_Aim of the exercise:_
Lines that include the word "tissue" are the ones to copy.

_Records provided:_
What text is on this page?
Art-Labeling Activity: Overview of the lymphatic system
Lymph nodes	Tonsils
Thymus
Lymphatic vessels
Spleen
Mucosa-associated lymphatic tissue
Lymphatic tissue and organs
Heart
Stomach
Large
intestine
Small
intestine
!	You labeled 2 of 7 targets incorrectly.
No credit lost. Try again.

...

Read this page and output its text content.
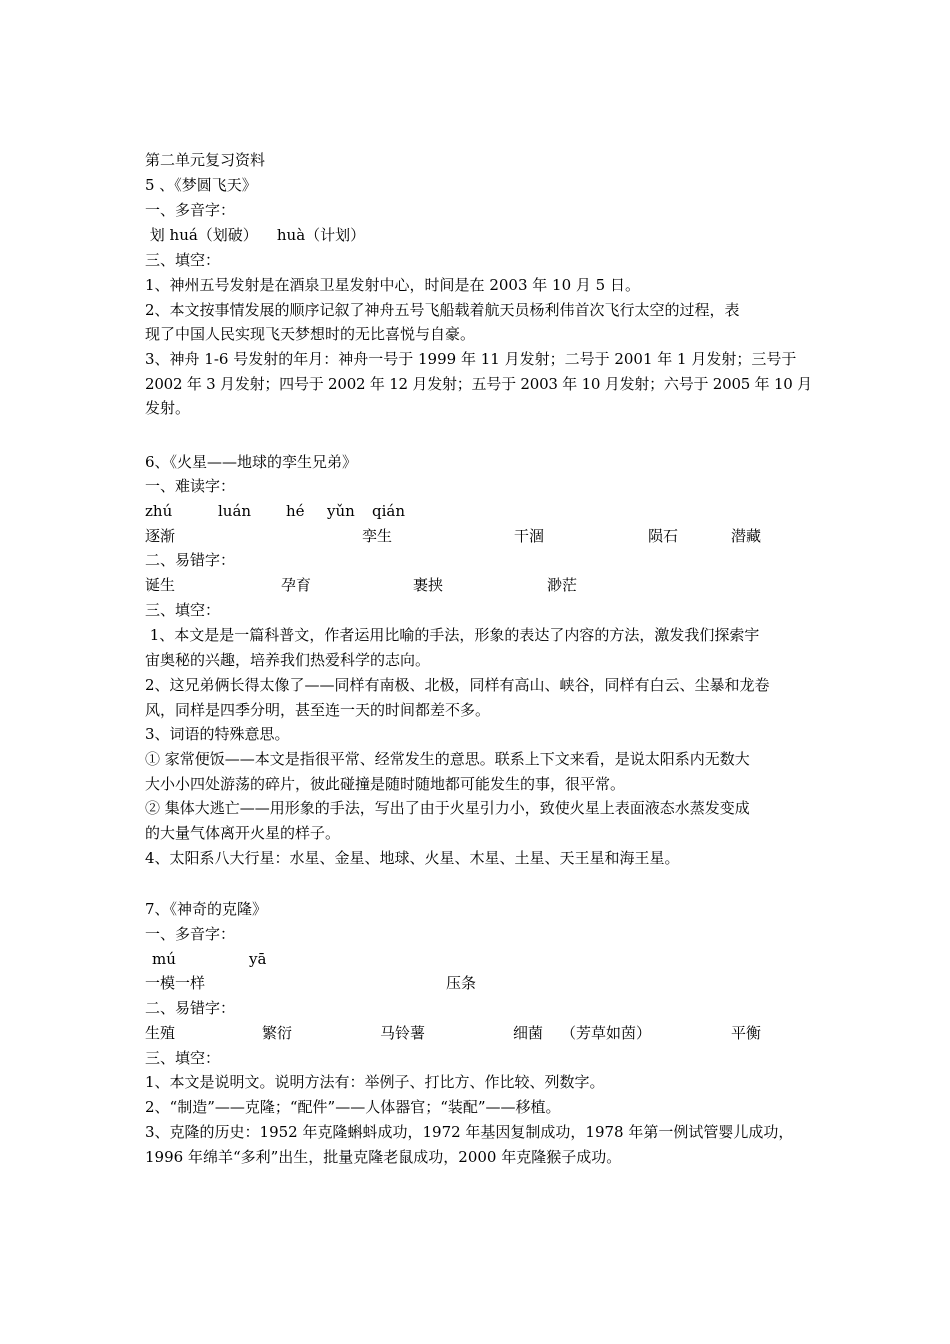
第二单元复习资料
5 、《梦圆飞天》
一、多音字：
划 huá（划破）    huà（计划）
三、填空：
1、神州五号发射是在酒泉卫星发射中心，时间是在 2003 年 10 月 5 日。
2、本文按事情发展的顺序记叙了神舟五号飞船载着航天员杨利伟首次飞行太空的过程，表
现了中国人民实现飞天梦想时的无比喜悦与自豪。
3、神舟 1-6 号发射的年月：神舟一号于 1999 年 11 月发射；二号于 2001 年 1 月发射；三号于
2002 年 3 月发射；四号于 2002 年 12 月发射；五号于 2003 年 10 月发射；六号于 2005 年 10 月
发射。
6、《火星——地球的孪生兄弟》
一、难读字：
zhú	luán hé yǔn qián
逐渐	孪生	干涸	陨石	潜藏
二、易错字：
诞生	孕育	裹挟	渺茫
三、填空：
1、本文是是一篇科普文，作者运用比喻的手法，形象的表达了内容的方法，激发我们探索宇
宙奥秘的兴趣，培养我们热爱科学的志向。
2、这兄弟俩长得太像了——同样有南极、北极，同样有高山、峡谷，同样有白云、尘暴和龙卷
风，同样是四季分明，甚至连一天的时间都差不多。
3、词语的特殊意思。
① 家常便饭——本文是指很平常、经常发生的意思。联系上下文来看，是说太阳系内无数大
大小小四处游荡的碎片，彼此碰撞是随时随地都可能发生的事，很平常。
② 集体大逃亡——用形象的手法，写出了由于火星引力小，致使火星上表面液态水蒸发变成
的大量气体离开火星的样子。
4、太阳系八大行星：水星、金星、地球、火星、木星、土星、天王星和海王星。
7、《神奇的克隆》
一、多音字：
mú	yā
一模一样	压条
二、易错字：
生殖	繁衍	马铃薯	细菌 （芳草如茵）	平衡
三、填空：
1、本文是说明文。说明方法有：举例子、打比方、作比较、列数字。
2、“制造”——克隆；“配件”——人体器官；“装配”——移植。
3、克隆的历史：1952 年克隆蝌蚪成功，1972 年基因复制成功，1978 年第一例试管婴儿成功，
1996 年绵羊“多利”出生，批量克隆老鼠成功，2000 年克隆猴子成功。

_Finished answer:_
Mucosa-associated lymphatic tissue
Lymphatic tissue and organs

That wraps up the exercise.